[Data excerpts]

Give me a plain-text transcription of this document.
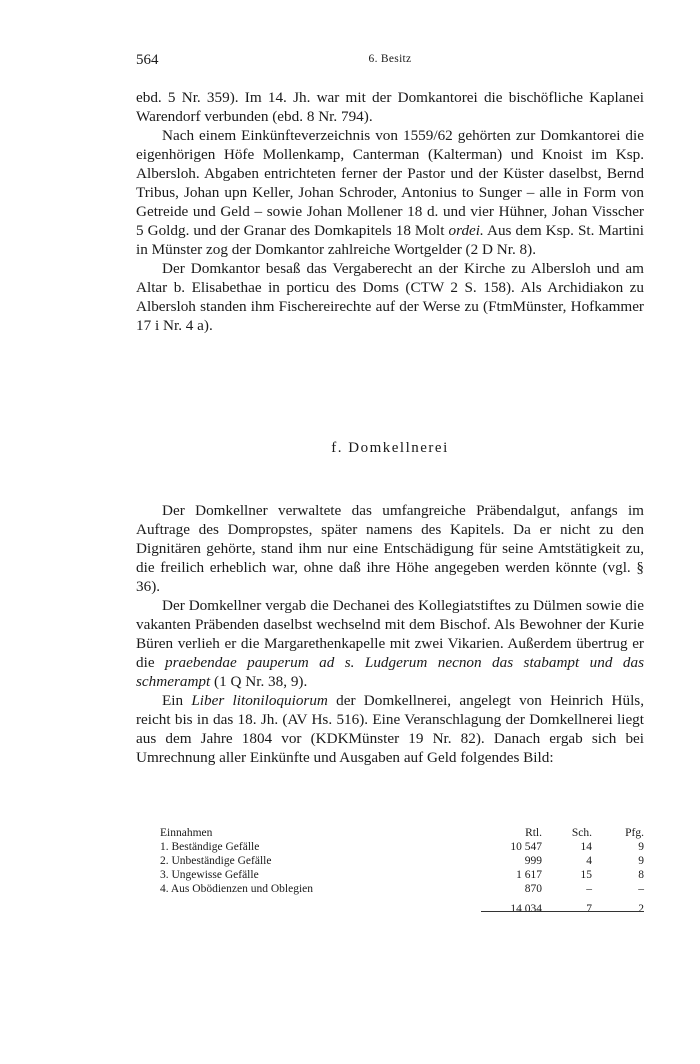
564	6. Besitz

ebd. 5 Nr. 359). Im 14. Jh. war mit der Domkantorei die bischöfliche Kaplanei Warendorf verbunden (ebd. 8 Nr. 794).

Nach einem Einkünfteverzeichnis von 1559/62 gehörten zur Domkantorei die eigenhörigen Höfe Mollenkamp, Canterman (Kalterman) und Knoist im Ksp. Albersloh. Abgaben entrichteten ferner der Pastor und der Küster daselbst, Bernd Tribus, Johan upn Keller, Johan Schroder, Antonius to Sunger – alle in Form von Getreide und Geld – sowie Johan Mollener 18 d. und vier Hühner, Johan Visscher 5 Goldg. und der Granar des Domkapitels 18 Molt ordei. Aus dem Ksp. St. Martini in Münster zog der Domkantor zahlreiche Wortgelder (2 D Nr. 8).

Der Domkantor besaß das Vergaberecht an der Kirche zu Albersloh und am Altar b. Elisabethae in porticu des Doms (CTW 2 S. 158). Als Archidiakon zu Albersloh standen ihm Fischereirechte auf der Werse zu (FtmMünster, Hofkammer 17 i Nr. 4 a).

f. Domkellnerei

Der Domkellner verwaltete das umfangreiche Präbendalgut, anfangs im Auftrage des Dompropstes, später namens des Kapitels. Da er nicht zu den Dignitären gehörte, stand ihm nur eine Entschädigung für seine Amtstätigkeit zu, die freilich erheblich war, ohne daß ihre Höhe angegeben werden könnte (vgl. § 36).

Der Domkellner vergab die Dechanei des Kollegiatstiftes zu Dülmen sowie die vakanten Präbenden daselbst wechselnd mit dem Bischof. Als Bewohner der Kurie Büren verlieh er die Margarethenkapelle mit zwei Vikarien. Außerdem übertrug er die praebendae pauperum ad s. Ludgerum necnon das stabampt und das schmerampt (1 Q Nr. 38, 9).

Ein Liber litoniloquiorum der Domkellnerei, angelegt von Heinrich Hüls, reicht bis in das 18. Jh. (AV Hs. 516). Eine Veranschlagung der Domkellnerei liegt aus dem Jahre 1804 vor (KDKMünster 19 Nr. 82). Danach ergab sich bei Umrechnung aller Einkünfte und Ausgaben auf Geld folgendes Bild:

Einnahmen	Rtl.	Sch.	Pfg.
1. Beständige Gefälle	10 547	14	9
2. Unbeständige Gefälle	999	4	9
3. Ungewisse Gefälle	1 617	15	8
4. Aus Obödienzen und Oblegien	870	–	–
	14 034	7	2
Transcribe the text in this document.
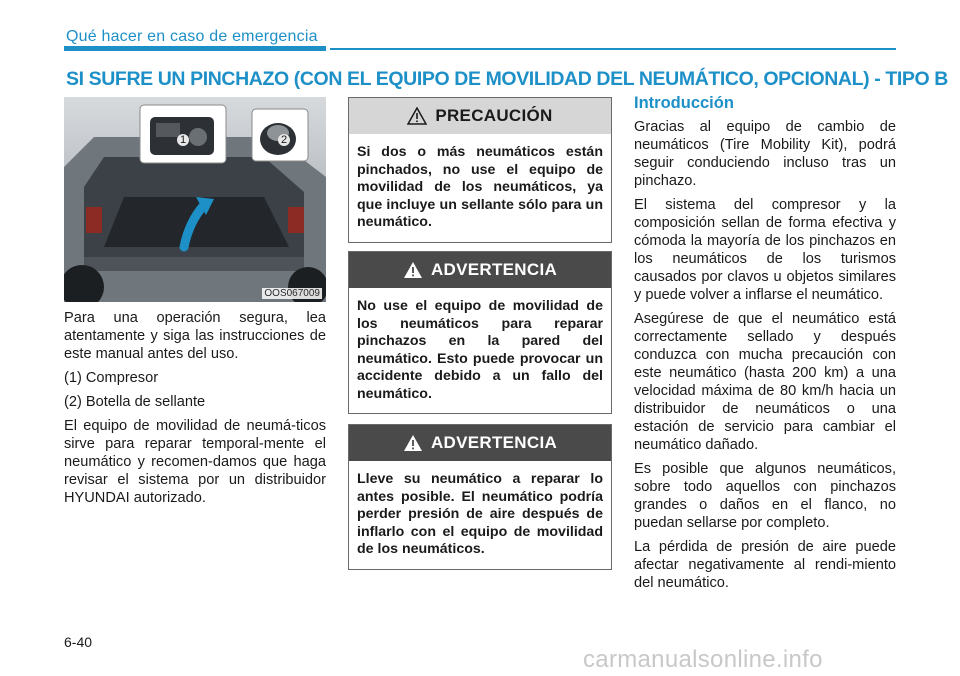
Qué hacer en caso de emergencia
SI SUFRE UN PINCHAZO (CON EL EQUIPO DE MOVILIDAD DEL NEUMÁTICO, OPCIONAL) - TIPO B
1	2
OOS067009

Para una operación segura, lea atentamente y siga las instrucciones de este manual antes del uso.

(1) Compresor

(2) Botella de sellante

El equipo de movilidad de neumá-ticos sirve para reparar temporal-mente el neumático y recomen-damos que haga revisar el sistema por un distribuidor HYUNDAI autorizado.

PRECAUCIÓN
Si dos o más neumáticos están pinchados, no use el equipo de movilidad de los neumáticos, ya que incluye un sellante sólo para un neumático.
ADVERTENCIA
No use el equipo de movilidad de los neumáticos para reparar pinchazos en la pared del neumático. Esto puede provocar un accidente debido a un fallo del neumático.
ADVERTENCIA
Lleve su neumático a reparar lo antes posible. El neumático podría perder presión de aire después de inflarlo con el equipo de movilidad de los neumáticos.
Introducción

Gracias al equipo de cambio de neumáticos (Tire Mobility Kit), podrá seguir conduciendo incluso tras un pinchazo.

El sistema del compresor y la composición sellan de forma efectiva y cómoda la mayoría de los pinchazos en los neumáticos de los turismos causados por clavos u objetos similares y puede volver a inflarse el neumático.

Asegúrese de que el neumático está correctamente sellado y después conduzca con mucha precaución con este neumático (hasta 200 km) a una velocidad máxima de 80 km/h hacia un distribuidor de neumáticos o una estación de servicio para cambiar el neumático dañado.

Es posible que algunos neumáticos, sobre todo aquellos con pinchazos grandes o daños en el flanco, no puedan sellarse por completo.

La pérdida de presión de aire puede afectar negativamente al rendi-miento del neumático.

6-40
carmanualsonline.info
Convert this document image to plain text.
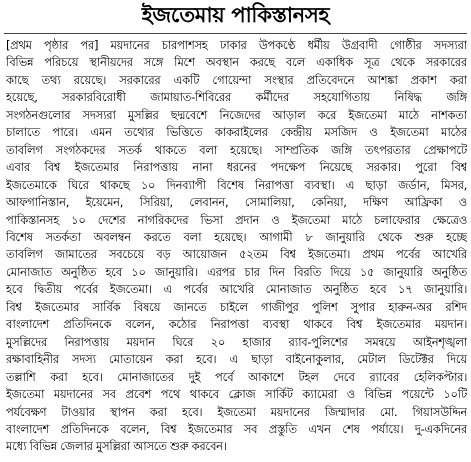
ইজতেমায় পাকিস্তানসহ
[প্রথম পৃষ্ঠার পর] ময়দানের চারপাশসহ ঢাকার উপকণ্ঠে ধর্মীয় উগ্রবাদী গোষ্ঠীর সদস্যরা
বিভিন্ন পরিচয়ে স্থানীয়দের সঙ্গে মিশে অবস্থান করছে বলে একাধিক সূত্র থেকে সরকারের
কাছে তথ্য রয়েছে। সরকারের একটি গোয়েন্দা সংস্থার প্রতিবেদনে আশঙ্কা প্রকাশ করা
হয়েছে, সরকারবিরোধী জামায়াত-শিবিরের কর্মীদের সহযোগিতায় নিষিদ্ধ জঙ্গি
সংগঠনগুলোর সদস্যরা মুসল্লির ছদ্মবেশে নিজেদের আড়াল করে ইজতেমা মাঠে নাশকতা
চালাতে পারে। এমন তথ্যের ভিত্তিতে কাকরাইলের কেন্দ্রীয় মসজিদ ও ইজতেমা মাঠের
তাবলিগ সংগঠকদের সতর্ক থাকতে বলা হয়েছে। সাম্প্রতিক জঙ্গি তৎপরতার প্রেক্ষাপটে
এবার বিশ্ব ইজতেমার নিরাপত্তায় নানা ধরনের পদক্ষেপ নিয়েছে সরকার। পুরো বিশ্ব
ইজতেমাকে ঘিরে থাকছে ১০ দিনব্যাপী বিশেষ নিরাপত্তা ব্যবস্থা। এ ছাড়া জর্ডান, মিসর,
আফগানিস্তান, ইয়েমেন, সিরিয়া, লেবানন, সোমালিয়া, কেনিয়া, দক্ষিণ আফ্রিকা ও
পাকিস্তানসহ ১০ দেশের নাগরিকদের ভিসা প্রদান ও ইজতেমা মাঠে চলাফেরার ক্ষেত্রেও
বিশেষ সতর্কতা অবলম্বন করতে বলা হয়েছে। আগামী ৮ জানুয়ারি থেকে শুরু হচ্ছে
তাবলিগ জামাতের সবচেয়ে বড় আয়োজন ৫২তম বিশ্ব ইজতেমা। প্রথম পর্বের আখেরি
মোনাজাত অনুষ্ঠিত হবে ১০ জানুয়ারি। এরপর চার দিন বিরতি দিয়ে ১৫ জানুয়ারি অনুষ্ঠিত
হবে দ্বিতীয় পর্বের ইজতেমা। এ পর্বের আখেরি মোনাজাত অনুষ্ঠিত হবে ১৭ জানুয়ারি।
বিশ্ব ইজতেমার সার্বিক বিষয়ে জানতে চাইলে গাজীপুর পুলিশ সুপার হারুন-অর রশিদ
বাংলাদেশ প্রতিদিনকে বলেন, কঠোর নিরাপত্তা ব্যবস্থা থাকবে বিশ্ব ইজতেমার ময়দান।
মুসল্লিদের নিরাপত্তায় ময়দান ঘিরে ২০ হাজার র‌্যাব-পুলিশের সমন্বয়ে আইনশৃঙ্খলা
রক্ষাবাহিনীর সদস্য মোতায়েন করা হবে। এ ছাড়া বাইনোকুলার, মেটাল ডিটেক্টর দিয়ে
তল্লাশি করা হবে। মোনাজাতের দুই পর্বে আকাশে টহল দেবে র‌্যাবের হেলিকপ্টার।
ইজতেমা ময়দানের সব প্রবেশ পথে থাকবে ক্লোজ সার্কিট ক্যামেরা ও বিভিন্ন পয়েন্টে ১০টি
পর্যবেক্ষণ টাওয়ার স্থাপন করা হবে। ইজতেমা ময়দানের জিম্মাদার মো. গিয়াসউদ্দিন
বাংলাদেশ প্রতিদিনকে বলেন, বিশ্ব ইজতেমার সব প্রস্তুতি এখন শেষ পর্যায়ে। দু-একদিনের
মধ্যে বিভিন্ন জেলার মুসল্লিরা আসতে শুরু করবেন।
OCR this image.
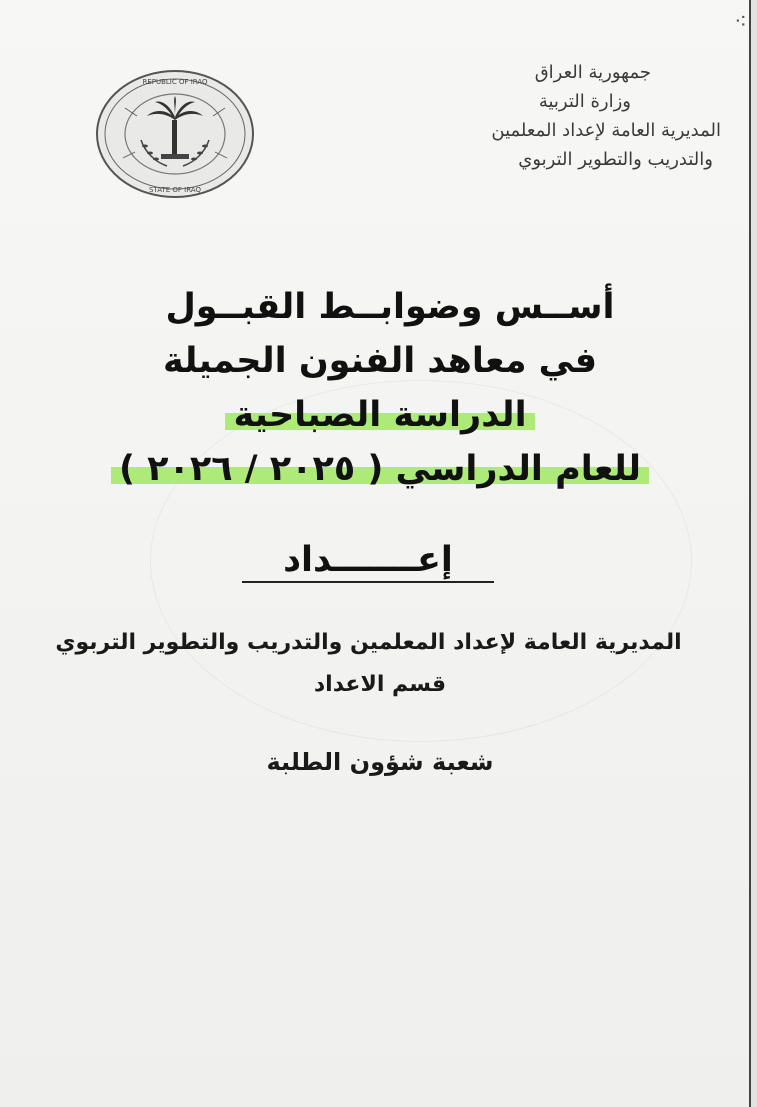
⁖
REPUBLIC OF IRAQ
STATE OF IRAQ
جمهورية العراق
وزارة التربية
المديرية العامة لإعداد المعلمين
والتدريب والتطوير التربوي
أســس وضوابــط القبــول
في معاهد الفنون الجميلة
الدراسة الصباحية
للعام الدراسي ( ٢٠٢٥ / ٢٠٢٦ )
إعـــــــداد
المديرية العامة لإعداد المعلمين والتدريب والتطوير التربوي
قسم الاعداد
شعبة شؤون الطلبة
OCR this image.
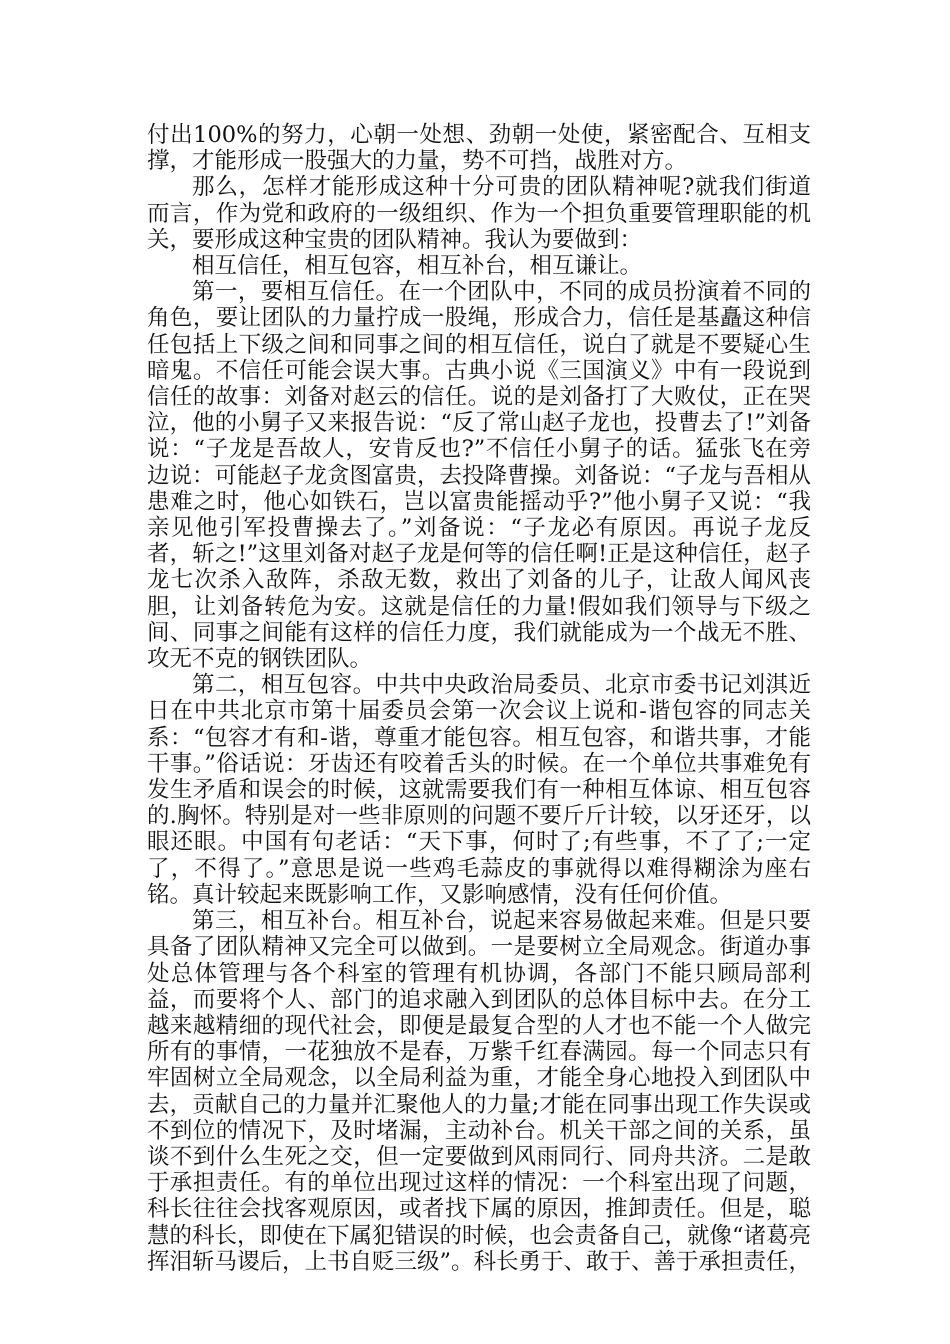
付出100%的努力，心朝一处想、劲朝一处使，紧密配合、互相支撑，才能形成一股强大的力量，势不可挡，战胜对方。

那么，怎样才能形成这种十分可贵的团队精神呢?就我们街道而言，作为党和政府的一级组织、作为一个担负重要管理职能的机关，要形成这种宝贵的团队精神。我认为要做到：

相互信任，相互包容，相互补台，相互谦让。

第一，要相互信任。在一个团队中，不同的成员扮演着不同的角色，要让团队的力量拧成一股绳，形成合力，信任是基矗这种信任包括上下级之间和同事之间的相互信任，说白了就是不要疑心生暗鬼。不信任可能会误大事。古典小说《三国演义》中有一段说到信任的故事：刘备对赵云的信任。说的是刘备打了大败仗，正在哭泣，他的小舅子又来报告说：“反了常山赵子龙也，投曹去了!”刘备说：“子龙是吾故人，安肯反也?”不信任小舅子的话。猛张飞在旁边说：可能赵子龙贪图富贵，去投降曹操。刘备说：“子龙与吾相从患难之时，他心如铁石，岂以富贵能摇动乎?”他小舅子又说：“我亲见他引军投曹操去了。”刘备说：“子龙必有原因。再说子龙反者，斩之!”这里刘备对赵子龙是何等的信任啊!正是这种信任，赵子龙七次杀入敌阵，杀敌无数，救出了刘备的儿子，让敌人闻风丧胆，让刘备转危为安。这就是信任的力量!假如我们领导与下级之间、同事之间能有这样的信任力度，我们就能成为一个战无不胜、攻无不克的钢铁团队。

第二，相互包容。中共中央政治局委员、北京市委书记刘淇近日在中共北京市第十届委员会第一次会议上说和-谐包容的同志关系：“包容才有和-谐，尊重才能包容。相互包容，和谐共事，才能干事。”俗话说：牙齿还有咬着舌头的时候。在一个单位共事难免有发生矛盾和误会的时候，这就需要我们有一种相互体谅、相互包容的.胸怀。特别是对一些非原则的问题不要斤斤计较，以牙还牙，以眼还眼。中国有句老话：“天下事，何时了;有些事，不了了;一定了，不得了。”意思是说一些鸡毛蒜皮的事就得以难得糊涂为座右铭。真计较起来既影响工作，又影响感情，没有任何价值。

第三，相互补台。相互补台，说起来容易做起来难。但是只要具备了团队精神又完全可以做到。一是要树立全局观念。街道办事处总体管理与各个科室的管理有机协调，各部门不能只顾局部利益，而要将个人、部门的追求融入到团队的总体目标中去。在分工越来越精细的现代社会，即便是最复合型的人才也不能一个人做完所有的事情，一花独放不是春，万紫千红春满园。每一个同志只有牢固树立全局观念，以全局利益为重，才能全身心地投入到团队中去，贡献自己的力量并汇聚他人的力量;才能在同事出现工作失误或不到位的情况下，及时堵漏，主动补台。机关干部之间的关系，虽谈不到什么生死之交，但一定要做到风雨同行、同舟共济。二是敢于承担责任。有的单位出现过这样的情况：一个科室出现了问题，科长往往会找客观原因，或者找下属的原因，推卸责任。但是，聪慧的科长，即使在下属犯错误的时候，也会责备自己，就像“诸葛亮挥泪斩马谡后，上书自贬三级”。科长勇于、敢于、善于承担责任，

# Exercise aim:
Extract all lines from the data in which "sellante" is found.

# Answer in full:
(2) Botella de sellante
Si dos o más neumáticos están pinchados, no use el equipo de movilidad de los neumáticos, ya que incluye un sellante sólo para un neumático.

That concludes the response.